┌─ Document segment

The component according to the invention can also be used for total disk replacements in the region of the spinal column. A use of the component according to the invention in the region of the fusion (stiffening) in trauma therapy or for the spinal column is also possible.

The component can be both a metallic component or a ceramic component in this case. Therefore, coatings of the same type, i.e., the ceramic material of the component and the coating are of the same type, are also possible. The advantage is that lower probabilities of failure due to layer delamination can be achieved because of identical thermophysical properties.

The coating is created by means of methods of thermal spraying (for example, plasma-based methods in atmosphere or in vacuum), wherein the deposition in vacuum takes place partially from the gas phase, in particular for graded and/or columnar structures, and pressures of <50 mbar prevail, in particular in the coating of cement-free implants.

The layer materials are ceramic materials, preferably the materials of the ceramic layer are pure oxide or mixed oxide ceramics, particularly preferably selected from the group consisting of Al₂O₃, ZrO₂, SiO₂, bioglasses, calcium phosphates (for example, TCP and hydroxylapatite), mixtures of the mentioned materials, the starting materials thereof, and mixtures of the mentioned materials which contain additional additives such as known stabilizing agents from the material group of the rare earth elements, for example, ZrO₂.

└─

## Exercise requirements
A - Please list each chemical formula that appears in the implant coating passage, giving each formula only once.
B - Answer these questions from the implant coating passage, one answer per line, marked the same way:
(i) What pressure prevails during deposition in vacuum?
(ii) Which two kinds of component does the passage say the component can be?
(iii) What advantage does it give for coatings of the same type as the component?
C - Resume the implant coating passage with the sentence after its final one.

┌─ Given information

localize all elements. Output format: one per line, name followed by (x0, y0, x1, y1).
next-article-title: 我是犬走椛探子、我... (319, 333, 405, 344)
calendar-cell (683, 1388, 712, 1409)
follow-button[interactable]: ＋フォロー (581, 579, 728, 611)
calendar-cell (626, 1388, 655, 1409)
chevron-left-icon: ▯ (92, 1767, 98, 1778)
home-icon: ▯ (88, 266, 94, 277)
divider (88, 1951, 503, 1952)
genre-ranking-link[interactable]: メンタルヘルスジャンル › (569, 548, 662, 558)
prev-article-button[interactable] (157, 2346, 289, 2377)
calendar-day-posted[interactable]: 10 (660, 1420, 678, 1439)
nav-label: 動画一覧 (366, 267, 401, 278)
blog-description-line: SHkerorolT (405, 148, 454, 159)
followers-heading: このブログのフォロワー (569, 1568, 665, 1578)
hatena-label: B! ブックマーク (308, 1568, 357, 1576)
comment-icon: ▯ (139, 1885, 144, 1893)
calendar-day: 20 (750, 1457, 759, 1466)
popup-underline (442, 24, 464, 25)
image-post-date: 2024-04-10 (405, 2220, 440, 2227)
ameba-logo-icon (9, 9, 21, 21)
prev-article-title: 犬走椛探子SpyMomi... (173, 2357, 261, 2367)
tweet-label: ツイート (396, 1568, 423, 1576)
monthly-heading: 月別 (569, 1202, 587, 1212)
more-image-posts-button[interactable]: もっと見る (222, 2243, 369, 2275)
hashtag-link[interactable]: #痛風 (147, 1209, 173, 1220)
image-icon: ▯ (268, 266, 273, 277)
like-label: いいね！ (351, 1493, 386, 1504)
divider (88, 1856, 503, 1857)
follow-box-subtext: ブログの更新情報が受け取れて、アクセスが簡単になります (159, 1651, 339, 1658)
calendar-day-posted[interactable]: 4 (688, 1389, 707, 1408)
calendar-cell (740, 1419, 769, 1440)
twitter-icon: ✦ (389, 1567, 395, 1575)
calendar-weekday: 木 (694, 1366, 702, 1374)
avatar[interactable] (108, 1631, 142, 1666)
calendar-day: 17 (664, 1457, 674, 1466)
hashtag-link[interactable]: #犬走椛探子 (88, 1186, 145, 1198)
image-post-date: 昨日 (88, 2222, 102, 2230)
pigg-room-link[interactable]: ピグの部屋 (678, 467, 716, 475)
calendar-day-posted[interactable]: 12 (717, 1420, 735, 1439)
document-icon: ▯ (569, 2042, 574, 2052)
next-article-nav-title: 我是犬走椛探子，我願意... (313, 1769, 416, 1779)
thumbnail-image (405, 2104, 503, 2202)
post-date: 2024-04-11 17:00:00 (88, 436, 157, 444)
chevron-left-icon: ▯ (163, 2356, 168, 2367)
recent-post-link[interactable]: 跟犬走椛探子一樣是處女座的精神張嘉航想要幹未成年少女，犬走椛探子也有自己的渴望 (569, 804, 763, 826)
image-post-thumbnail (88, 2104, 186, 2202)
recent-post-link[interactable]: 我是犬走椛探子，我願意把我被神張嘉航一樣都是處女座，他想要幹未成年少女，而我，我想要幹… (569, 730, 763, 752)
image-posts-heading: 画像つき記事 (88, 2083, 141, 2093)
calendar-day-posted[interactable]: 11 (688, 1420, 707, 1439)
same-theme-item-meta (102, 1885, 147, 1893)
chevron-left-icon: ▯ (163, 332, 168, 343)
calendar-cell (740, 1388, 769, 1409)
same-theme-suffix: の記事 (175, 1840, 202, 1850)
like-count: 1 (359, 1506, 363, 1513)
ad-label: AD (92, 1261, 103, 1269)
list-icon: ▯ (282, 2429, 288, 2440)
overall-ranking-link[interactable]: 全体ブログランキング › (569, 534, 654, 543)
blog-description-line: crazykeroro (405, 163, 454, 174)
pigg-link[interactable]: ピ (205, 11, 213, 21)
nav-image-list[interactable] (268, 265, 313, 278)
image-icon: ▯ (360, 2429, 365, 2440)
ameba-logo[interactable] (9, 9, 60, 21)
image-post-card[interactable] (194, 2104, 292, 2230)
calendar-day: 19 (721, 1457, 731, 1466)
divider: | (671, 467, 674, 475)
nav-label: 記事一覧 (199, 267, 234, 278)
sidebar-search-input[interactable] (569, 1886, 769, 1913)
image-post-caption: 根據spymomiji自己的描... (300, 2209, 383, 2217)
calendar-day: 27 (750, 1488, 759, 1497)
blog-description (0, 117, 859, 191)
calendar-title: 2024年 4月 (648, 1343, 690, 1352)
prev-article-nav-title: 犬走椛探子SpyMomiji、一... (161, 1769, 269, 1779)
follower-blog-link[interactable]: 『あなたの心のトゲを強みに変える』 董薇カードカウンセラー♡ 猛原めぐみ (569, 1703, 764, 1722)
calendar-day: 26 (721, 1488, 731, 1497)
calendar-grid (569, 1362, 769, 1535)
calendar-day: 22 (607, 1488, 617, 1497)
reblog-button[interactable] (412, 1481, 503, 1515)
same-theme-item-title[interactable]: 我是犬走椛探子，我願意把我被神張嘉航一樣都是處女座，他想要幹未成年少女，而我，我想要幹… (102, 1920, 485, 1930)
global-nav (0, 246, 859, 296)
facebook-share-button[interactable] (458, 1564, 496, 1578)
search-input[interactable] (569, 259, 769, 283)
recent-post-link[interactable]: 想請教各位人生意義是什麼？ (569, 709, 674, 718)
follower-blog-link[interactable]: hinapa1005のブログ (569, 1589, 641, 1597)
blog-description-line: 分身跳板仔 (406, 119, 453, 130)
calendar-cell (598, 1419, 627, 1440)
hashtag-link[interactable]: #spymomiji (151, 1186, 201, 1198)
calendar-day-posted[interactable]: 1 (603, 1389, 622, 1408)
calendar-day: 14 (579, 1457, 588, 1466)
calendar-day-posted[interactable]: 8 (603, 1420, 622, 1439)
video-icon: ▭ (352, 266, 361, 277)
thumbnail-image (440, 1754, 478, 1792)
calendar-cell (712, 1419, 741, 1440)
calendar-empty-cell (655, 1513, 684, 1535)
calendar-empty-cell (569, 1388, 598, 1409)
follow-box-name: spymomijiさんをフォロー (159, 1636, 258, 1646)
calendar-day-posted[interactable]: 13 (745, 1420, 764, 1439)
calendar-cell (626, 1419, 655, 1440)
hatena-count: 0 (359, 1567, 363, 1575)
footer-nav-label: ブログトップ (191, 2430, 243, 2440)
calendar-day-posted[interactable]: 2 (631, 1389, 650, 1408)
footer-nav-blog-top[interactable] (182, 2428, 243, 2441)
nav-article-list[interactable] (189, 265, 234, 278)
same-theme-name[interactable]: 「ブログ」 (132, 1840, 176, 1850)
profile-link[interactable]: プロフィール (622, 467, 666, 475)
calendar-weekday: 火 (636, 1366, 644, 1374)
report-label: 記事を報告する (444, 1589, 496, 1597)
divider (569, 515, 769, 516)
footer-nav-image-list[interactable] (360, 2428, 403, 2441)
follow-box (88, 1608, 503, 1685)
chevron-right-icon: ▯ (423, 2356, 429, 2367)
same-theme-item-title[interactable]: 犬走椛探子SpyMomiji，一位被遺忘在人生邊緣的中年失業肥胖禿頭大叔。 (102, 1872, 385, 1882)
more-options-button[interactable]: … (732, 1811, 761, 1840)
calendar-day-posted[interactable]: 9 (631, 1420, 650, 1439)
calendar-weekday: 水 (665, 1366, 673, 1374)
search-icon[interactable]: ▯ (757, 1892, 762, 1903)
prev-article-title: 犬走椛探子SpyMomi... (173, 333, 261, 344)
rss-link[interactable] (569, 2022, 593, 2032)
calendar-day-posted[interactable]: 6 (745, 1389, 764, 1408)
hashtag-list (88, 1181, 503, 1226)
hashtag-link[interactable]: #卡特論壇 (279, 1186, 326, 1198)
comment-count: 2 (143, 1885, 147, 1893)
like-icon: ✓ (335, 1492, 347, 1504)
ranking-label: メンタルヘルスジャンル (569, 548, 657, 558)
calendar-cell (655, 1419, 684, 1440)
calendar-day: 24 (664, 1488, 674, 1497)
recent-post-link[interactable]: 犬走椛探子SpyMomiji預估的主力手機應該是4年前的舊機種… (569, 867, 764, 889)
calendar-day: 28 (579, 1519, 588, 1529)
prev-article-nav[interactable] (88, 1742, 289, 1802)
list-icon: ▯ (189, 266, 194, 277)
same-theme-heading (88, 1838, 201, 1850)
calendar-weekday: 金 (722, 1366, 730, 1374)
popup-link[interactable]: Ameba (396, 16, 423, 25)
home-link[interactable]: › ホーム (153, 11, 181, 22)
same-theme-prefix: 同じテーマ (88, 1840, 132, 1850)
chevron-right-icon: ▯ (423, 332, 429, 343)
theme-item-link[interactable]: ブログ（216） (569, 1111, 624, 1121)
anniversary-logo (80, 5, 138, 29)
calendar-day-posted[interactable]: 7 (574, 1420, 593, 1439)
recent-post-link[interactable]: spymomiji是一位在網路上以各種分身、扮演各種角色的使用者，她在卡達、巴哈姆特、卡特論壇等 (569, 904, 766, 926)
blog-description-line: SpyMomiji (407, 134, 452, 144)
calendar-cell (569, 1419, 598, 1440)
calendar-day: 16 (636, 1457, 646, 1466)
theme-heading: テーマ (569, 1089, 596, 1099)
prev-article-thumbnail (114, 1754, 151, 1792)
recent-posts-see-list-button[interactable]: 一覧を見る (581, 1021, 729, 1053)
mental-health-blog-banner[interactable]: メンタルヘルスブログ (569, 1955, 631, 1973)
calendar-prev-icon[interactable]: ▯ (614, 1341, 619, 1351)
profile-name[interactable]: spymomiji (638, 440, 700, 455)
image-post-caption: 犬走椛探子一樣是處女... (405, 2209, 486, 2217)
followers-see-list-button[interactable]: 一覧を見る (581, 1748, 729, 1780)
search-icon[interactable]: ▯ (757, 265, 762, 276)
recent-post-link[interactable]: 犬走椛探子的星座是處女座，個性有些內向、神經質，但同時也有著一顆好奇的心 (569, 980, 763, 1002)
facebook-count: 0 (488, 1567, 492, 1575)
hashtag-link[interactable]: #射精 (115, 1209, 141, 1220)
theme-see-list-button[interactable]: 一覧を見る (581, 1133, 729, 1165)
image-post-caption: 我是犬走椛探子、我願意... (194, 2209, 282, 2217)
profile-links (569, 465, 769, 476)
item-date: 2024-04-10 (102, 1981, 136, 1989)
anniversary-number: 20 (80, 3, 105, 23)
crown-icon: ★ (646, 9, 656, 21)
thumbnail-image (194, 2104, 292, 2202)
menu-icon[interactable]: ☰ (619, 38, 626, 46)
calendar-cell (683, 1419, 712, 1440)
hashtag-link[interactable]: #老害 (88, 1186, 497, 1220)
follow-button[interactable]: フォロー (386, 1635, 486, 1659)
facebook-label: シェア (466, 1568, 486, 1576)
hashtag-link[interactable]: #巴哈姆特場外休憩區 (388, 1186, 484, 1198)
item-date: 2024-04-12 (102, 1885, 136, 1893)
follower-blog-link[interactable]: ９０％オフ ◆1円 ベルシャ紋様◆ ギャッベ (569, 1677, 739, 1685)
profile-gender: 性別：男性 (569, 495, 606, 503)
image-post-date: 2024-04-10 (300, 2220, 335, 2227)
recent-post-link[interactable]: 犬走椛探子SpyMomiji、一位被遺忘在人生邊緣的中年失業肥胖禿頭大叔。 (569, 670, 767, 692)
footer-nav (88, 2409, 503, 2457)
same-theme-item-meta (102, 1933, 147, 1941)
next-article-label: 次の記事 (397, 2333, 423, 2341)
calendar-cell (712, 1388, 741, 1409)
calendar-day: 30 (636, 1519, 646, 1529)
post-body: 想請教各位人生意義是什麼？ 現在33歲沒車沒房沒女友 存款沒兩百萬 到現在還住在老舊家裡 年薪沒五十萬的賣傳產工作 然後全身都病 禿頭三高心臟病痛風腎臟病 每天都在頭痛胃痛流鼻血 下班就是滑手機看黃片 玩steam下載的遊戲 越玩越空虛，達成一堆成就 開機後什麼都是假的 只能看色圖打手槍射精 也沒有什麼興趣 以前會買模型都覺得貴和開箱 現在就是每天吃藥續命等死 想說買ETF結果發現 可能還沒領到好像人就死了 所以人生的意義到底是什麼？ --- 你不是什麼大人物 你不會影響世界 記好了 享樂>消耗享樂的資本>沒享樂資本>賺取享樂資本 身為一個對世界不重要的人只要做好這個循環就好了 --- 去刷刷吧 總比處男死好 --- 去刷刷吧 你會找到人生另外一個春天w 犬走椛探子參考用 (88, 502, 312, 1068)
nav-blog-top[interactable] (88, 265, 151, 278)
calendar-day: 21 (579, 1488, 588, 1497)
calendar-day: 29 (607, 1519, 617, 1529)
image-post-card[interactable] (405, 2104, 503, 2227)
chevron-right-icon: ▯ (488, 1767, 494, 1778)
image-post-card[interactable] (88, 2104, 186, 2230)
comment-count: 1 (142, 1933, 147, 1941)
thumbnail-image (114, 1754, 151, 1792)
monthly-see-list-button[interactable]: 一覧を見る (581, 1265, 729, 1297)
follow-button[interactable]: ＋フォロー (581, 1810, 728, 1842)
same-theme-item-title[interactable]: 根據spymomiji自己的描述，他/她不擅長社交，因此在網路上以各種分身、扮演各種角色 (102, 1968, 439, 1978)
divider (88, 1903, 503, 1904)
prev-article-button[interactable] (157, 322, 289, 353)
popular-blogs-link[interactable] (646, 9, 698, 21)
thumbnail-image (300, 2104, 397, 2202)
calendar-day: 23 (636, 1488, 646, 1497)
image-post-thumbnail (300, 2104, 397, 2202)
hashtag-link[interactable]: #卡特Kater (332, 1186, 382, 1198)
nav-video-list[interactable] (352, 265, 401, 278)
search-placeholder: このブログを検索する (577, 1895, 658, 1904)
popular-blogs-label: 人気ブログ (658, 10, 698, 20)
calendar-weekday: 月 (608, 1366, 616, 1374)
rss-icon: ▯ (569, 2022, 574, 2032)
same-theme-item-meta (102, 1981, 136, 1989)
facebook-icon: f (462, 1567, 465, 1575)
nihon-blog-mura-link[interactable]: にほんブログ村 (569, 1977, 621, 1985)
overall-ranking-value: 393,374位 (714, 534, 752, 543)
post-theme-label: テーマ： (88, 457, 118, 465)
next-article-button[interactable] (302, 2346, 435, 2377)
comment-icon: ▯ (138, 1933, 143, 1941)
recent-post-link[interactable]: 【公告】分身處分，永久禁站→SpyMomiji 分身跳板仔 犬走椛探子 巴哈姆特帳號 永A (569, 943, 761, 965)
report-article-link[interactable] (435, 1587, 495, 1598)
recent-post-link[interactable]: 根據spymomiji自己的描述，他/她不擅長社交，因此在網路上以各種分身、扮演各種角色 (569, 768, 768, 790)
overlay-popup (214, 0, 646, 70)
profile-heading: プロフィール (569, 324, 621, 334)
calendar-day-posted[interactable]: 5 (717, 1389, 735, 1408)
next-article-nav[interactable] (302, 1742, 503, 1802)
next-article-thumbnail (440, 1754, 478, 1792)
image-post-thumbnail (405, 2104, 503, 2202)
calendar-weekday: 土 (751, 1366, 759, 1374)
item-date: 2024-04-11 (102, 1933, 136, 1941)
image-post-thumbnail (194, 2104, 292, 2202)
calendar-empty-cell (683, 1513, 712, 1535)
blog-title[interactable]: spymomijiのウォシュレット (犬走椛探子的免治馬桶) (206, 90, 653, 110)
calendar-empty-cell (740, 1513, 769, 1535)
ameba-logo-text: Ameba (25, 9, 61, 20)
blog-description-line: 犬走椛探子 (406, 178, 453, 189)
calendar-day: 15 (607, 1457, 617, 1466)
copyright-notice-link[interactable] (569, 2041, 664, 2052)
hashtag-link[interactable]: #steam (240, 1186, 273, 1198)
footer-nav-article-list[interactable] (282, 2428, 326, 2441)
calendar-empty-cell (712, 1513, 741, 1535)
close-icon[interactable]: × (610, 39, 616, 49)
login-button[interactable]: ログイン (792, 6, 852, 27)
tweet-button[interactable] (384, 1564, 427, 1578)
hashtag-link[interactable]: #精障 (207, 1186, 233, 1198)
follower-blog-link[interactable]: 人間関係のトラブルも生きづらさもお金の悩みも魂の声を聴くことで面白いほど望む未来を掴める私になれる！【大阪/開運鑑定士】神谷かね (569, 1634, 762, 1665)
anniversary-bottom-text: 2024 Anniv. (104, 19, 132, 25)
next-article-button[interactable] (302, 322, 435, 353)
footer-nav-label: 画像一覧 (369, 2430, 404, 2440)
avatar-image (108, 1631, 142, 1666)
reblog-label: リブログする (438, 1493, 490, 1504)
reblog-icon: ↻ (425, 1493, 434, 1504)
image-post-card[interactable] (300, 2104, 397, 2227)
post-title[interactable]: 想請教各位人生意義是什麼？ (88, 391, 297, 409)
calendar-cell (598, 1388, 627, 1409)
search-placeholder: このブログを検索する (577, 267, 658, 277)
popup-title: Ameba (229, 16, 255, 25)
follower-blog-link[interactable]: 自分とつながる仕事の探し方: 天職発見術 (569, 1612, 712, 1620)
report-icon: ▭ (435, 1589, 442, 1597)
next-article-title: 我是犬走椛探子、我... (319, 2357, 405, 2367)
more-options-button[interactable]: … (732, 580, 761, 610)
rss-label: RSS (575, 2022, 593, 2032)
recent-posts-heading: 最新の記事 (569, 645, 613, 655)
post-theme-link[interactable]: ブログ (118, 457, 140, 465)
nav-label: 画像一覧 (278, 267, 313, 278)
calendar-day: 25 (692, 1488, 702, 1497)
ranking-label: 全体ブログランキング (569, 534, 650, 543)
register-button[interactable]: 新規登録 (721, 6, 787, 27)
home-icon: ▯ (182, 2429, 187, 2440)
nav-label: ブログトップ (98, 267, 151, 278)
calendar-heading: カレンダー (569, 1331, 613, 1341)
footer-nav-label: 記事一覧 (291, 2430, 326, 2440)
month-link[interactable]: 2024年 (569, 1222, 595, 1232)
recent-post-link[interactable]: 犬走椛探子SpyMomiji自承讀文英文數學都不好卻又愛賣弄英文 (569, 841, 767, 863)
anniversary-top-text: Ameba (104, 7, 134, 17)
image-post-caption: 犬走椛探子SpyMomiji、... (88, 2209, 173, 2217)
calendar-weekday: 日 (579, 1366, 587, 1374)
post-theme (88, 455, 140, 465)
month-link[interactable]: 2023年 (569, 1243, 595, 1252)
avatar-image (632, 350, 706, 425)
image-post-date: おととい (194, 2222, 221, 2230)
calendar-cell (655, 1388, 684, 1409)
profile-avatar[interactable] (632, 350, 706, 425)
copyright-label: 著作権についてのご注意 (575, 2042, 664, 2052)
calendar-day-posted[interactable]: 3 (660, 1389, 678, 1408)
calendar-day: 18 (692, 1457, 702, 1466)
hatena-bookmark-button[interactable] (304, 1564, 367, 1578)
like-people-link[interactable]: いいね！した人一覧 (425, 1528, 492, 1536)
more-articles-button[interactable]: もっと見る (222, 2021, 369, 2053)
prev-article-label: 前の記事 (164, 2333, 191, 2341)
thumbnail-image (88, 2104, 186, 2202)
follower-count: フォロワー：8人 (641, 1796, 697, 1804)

└─

## Exercise responses
A - Al₂O₃, ZrO₂, SiO₂

B -
(i) Pressures of <50 mbar.
(ii) A metallic component or a ceramic component.
(iii) Lower probabilities of failure due to layer delamination, because of identical thermophysical properties.

C -
The layer structure of the sprayed-on ceramic layer can be both homogeneously dense or graded (progression from one into the other layer structure), i.e., can comprise a progression from porous up to dense structures, for example. The porous structure comprises in particular structures having high open porosity, for example, due to a columnar layer structure having corresponding typical morphology and topography. The porous structures are particularly preferably desirable in cement-free prostheses and implants.

The ceramic layer additionally has a specific roughness of the surface, in particular in cemented prostheses and implants. A roughness R_a of >>0.03 μm is particularly preferred. An increased surface area improves the interlocking in the bone and/or in the bone cement and thus ensures improvement of the bonding.

Claims

1. A ceramic layer on a component, wherein the ceramic layer is applied to the surface of the component by means of a thermal spraying method.

2. The ceramic layer as claimed in claim 1, wherein the component is a medical product, particularly preferably a prosthesis or an implant.

3. The ceramic layer as claimed in claim 2, wherein the component is a cemented or cement-free endoprosthesis.

4. The ceramic layer as claimed in claim 1, wherein the component is a metallic component or a ceramic component.

5. The ceramic layer as claimed in claim 1, wherein the ceramic layer is created by means of vacuum plasma spraying, preferably at pressures <50 mbar.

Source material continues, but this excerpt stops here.